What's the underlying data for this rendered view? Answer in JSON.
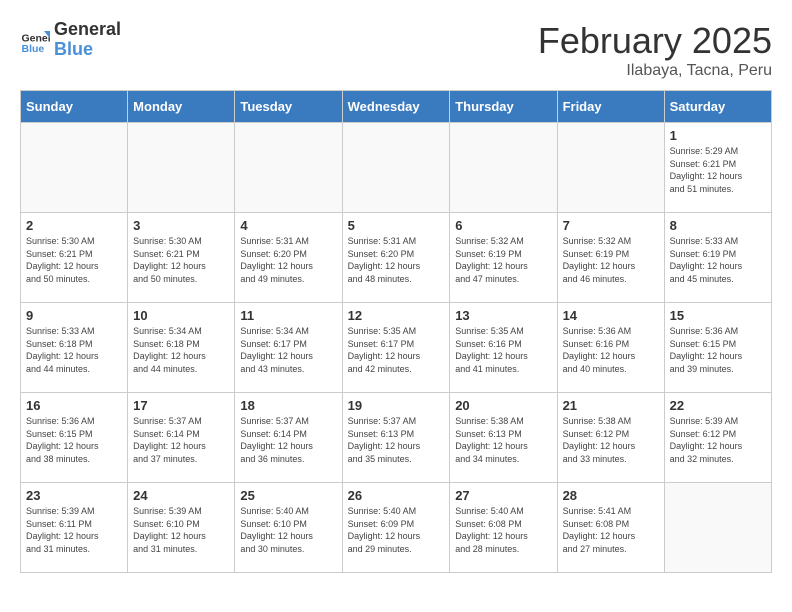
{
  "logo": {
    "text_general": "General",
    "text_blue": "Blue"
  },
  "header": {
    "month": "February 2025",
    "location": "Ilabaya, Tacna, Peru"
  },
  "days_of_week": [
    "Sunday",
    "Monday",
    "Tuesday",
    "Wednesday",
    "Thursday",
    "Friday",
    "Saturday"
  ],
  "weeks": [
    [
      {
        "day": "",
        "info": ""
      },
      {
        "day": "",
        "info": ""
      },
      {
        "day": "",
        "info": ""
      },
      {
        "day": "",
        "info": ""
      },
      {
        "day": "",
        "info": ""
      },
      {
        "day": "",
        "info": ""
      },
      {
        "day": "1",
        "info": "Sunrise: 5:29 AM\nSunset: 6:21 PM\nDaylight: 12 hours\nand 51 minutes."
      }
    ],
    [
      {
        "day": "2",
        "info": "Sunrise: 5:30 AM\nSunset: 6:21 PM\nDaylight: 12 hours\nand 50 minutes."
      },
      {
        "day": "3",
        "info": "Sunrise: 5:30 AM\nSunset: 6:21 PM\nDaylight: 12 hours\nand 50 minutes."
      },
      {
        "day": "4",
        "info": "Sunrise: 5:31 AM\nSunset: 6:20 PM\nDaylight: 12 hours\nand 49 minutes."
      },
      {
        "day": "5",
        "info": "Sunrise: 5:31 AM\nSunset: 6:20 PM\nDaylight: 12 hours\nand 48 minutes."
      },
      {
        "day": "6",
        "info": "Sunrise: 5:32 AM\nSunset: 6:19 PM\nDaylight: 12 hours\nand 47 minutes."
      },
      {
        "day": "7",
        "info": "Sunrise: 5:32 AM\nSunset: 6:19 PM\nDaylight: 12 hours\nand 46 minutes."
      },
      {
        "day": "8",
        "info": "Sunrise: 5:33 AM\nSunset: 6:19 PM\nDaylight: 12 hours\nand 45 minutes."
      }
    ],
    [
      {
        "day": "9",
        "info": "Sunrise: 5:33 AM\nSunset: 6:18 PM\nDaylight: 12 hours\nand 44 minutes."
      },
      {
        "day": "10",
        "info": "Sunrise: 5:34 AM\nSunset: 6:18 PM\nDaylight: 12 hours\nand 44 minutes."
      },
      {
        "day": "11",
        "info": "Sunrise: 5:34 AM\nSunset: 6:17 PM\nDaylight: 12 hours\nand 43 minutes."
      },
      {
        "day": "12",
        "info": "Sunrise: 5:35 AM\nSunset: 6:17 PM\nDaylight: 12 hours\nand 42 minutes."
      },
      {
        "day": "13",
        "info": "Sunrise: 5:35 AM\nSunset: 6:16 PM\nDaylight: 12 hours\nand 41 minutes."
      },
      {
        "day": "14",
        "info": "Sunrise: 5:36 AM\nSunset: 6:16 PM\nDaylight: 12 hours\nand 40 minutes."
      },
      {
        "day": "15",
        "info": "Sunrise: 5:36 AM\nSunset: 6:15 PM\nDaylight: 12 hours\nand 39 minutes."
      }
    ],
    [
      {
        "day": "16",
        "info": "Sunrise: 5:36 AM\nSunset: 6:15 PM\nDaylight: 12 hours\nand 38 minutes."
      },
      {
        "day": "17",
        "info": "Sunrise: 5:37 AM\nSunset: 6:14 PM\nDaylight: 12 hours\nand 37 minutes."
      },
      {
        "day": "18",
        "info": "Sunrise: 5:37 AM\nSunset: 6:14 PM\nDaylight: 12 hours\nand 36 minutes."
      },
      {
        "day": "19",
        "info": "Sunrise: 5:37 AM\nSunset: 6:13 PM\nDaylight: 12 hours\nand 35 minutes."
      },
      {
        "day": "20",
        "info": "Sunrise: 5:38 AM\nSunset: 6:13 PM\nDaylight: 12 hours\nand 34 minutes."
      },
      {
        "day": "21",
        "info": "Sunrise: 5:38 AM\nSunset: 6:12 PM\nDaylight: 12 hours\nand 33 minutes."
      },
      {
        "day": "22",
        "info": "Sunrise: 5:39 AM\nSunset: 6:12 PM\nDaylight: 12 hours\nand 32 minutes."
      }
    ],
    [
      {
        "day": "23",
        "info": "Sunrise: 5:39 AM\nSunset: 6:11 PM\nDaylight: 12 hours\nand 31 minutes."
      },
      {
        "day": "24",
        "info": "Sunrise: 5:39 AM\nSunset: 6:10 PM\nDaylight: 12 hours\nand 31 minutes."
      },
      {
        "day": "25",
        "info": "Sunrise: 5:40 AM\nSunset: 6:10 PM\nDaylight: 12 hours\nand 30 minutes."
      },
      {
        "day": "26",
        "info": "Sunrise: 5:40 AM\nSunset: 6:09 PM\nDaylight: 12 hours\nand 29 minutes."
      },
      {
        "day": "27",
        "info": "Sunrise: 5:40 AM\nSunset: 6:08 PM\nDaylight: 12 hours\nand 28 minutes."
      },
      {
        "day": "28",
        "info": "Sunrise: 5:41 AM\nSunset: 6:08 PM\nDaylight: 12 hours\nand 27 minutes."
      },
      {
        "day": "",
        "info": ""
      }
    ]
  ]
}
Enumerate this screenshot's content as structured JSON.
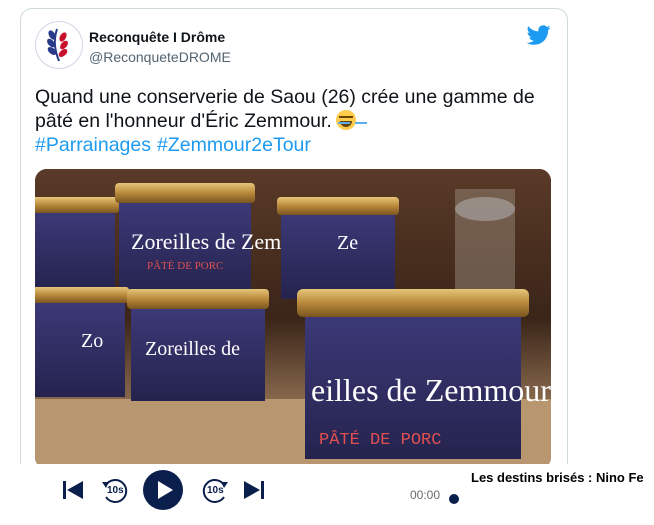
{
  "tweet": {
    "display_name": "Reconquête I Drôme",
    "handle": "@ReconqueteDROME",
    "text": "Quand une conserverie de Saou (26) crée une gamme de pâté en l'honneur d'Éric Zemmour.",
    "emoji_icon": "face-with-tears-of-joy-icon",
    "hashtags": [
      "#Parrainages",
      "#Zemmour2eTour"
    ],
    "image": {
      "jar_label_text": "Zoreilles de Zemmour",
      "jar_sub_label": "PÂTÉ DE PORC",
      "front_jar_text": "eilles de Zemmour",
      "front_jar_sub": "PÂTÉ DE PORC"
    }
  },
  "player": {
    "previous_icon": "skip-previous-icon",
    "rewind_label": "10s",
    "play_icon": "play-icon",
    "forward_label": "10s",
    "next_icon": "skip-next-icon",
    "time": "00:00",
    "episode_title": "Les destins brisés : Nino Fe"
  },
  "colors": {
    "accent_blue": "#1d9bf0",
    "player_navy": "#0b1f4d"
  }
}
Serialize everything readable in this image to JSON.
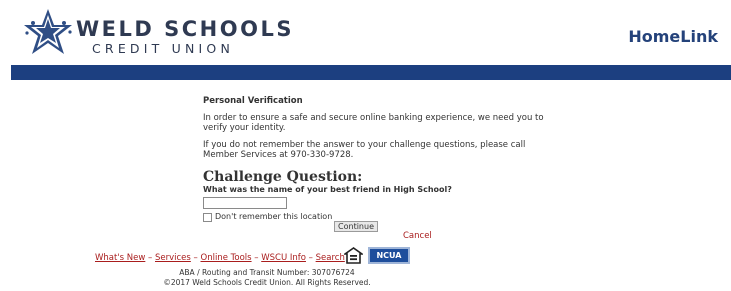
{
  "header": {
    "logo_title": "WELD SCHOOLS",
    "logo_subtitle": "CREDIT UNION",
    "app_name": "HomeLink",
    "brand_color": "#1c3f80"
  },
  "verification": {
    "heading": "Personal Verification",
    "intro": "In order to ensure a safe and secure online banking experience, we need you to verify your identity.",
    "help": "If you do not remember the answer to your challenge questions, please call Member Services at 970-330-9728.",
    "challenge_title": "Challenge Question:",
    "question": "What was the name of your best friend in High School?",
    "answer_value": "",
    "dont_remember_label": "Don't remember this location",
    "dont_remember_checked": false,
    "continue_label": "Continue",
    "cancel_label": "Cancel"
  },
  "footer": {
    "links": [
      "What's New",
      "Services",
      "Online Tools",
      "WSCU Info",
      "Search"
    ],
    "separator": " – ",
    "equal_housing_icon": "equal-housing-lender-icon",
    "ncua_label": "NCUA",
    "routing": "ABA / Routing and Transit Number: 307076724",
    "copyright": "©2017 Weld Schools Credit Union. All Rights Reserved."
  }
}
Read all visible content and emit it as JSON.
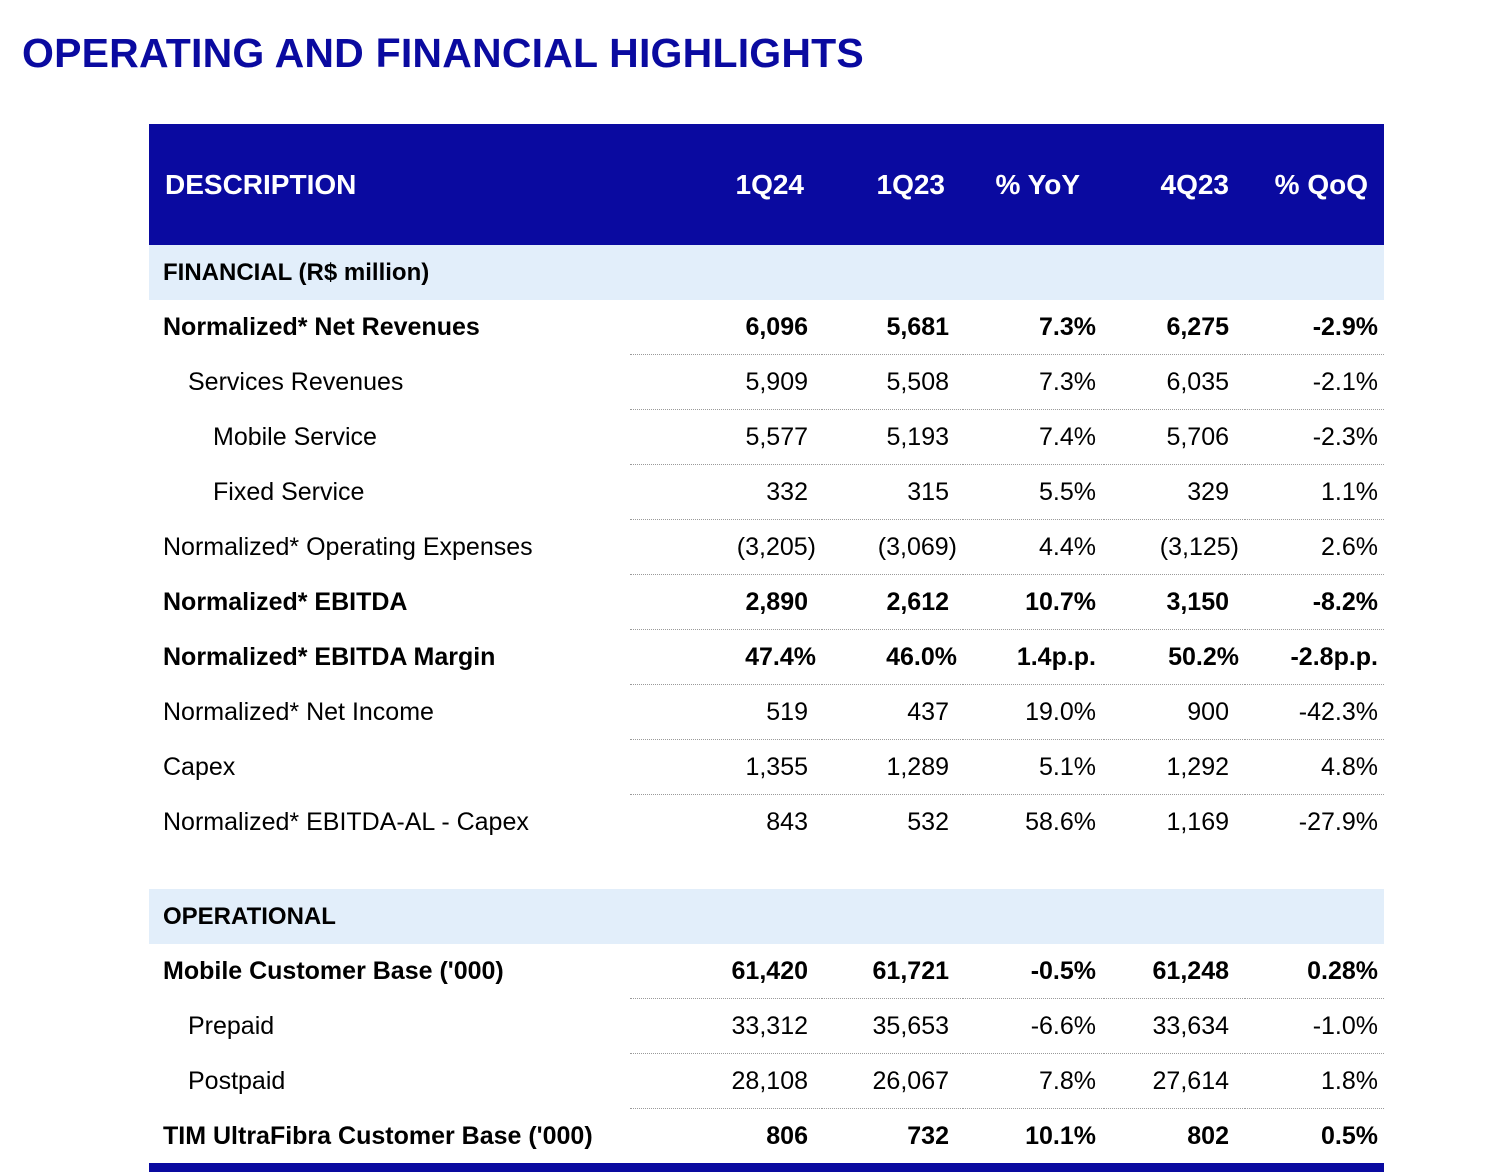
{
  "page": {
    "title": "OPERATING AND FINANCIAL HIGHLIGHTS"
  },
  "table": {
    "headers": {
      "description": "DESCRIPTION",
      "col1": "1Q24",
      "col2": "1Q23",
      "col3": "% YoY",
      "col4": "4Q23",
      "col5": "% QoQ"
    },
    "financial": {
      "section_label": "FINANCIAL (R$ million)",
      "rows": [
        {
          "label": "Normalized* Net Revenues",
          "v1": "6,096",
          "v2": "5,681",
          "v3": "7.3%",
          "v4": "6,275",
          "v5": "-2.9%"
        },
        {
          "label": "Services Revenues",
          "v1": "5,909",
          "v2": "5,508",
          "v3": "7.3%",
          "v4": "6,035",
          "v5": "-2.1%"
        },
        {
          "label": "Mobile Service",
          "v1": "5,577",
          "v2": "5,193",
          "v3": "7.4%",
          "v4": "5,706",
          "v5": "-2.3%"
        },
        {
          "label": "Fixed Service",
          "v1": "332",
          "v2": "315",
          "v3": "5.5%",
          "v4": "329",
          "v5": "1.1%"
        },
        {
          "label": "Normalized* Operating Expenses",
          "v1": "(3,205)",
          "v2": "(3,069)",
          "v3": "4.4%",
          "v4": "(3,125)",
          "v5": "2.6%"
        },
        {
          "label": "Normalized* EBITDA",
          "v1": "2,890",
          "v2": "2,612",
          "v3": "10.7%",
          "v4": "3,150",
          "v5": "-8.2%"
        },
        {
          "label": "Normalized* EBITDA Margin",
          "v1": "47.4%",
          "v2": "46.0%",
          "v3": "1.4p.p.",
          "v4": "50.2%",
          "v5": "-2.8p.p."
        },
        {
          "label": "Normalized* Net Income",
          "v1": "519",
          "v2": "437",
          "v3": "19.0%",
          "v4": "900",
          "v5": "-42.3%"
        },
        {
          "label": "Capex",
          "v1": "1,355",
          "v2": "1,289",
          "v3": "5.1%",
          "v4": "1,292",
          "v5": "4.8%"
        },
        {
          "label": "Normalized* EBITDA-AL - Capex",
          "v1": "843",
          "v2": "532",
          "v3": "58.6%",
          "v4": "1,169",
          "v5": "-27.9%"
        }
      ]
    },
    "operational": {
      "section_label": "OPERATIONAL",
      "rows": [
        {
          "label": "Mobile Customer Base ('000)",
          "v1": "61,420",
          "v2": "61,721",
          "v3": "-0.5%",
          "v4": "61,248",
          "v5": "0.28%"
        },
        {
          "label": "Prepaid",
          "v1": "33,312",
          "v2": "35,653",
          "v3": "-6.6%",
          "v4": "33,634",
          "v5": "-1.0%"
        },
        {
          "label": "Postpaid",
          "v1": "28,108",
          "v2": "26,067",
          "v3": "7.8%",
          "v4": "27,614",
          "v5": "1.8%"
        },
        {
          "label": "TIM UltraFibra Customer Base ('000)",
          "v1": "806",
          "v2": "732",
          "v3": "10.1%",
          "v4": "802",
          "v5": "0.5%"
        }
      ]
    }
  }
}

What is asked ▸
Among the entries above, identify all lines with "location" and copy them.

The completed task ▸
    "location": "Ilabaya, Tacna, Peru"
    "dont_remember_label": "Don't remember this location",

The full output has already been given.